§ Exercise instructions
List, from the lines below, each one with "Route" in it.

[Dataset items]
----------
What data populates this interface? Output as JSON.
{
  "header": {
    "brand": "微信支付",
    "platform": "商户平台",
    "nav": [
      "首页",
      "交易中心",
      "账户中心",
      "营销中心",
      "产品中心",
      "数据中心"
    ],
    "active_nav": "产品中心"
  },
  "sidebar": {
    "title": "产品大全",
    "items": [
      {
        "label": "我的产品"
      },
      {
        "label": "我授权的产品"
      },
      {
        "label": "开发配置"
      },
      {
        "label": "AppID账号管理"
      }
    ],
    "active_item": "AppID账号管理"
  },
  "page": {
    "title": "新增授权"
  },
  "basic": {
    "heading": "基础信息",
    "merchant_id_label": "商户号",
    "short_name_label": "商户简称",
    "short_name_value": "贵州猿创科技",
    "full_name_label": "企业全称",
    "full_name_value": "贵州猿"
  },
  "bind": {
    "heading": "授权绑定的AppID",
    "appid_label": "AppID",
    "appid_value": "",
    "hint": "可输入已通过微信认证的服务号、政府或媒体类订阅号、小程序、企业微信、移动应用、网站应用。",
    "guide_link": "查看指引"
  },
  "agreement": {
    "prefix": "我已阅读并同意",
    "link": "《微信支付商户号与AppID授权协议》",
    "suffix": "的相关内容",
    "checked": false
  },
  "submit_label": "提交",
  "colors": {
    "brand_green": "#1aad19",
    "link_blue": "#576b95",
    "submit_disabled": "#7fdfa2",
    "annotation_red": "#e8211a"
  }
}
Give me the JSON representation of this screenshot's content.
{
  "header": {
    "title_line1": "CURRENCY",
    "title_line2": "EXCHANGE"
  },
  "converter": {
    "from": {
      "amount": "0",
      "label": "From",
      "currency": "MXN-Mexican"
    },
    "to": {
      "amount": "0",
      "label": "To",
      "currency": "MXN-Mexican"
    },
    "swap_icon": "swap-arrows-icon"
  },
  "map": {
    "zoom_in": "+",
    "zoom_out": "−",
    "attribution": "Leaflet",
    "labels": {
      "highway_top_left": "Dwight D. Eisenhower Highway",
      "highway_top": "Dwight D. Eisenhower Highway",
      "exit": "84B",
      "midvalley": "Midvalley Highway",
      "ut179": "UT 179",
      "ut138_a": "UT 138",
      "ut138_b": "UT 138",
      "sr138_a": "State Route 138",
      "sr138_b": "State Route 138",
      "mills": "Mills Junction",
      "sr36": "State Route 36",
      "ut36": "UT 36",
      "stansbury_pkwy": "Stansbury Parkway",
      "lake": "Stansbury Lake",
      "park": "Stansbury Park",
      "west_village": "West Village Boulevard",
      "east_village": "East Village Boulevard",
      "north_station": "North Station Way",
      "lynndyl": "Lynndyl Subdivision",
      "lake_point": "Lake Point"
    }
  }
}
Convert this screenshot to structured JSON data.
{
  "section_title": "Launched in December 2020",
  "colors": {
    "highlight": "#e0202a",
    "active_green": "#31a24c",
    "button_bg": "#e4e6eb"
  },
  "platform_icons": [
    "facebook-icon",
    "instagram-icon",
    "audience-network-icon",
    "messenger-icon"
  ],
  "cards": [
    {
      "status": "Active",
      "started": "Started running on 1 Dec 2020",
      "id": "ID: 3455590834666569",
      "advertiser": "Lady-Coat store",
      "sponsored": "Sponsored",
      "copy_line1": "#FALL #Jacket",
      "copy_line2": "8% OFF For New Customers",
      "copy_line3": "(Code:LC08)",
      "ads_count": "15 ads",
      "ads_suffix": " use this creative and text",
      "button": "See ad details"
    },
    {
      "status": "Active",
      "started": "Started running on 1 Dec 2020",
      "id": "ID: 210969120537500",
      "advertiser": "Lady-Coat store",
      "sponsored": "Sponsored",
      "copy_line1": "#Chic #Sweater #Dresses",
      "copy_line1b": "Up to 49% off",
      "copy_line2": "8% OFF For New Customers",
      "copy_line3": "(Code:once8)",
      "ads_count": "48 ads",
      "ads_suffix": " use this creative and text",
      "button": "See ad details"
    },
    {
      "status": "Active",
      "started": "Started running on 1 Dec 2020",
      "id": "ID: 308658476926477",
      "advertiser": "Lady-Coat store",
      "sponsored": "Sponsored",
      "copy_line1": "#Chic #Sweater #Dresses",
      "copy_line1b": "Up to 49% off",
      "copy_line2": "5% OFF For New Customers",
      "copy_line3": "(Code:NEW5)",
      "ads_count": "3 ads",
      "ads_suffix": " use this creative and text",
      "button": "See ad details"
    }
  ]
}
----------
§ The completed task
      "sr138_a": "State Route 138",
      "sr138_b": "State Route 138",
      "sr36": "State Route 36",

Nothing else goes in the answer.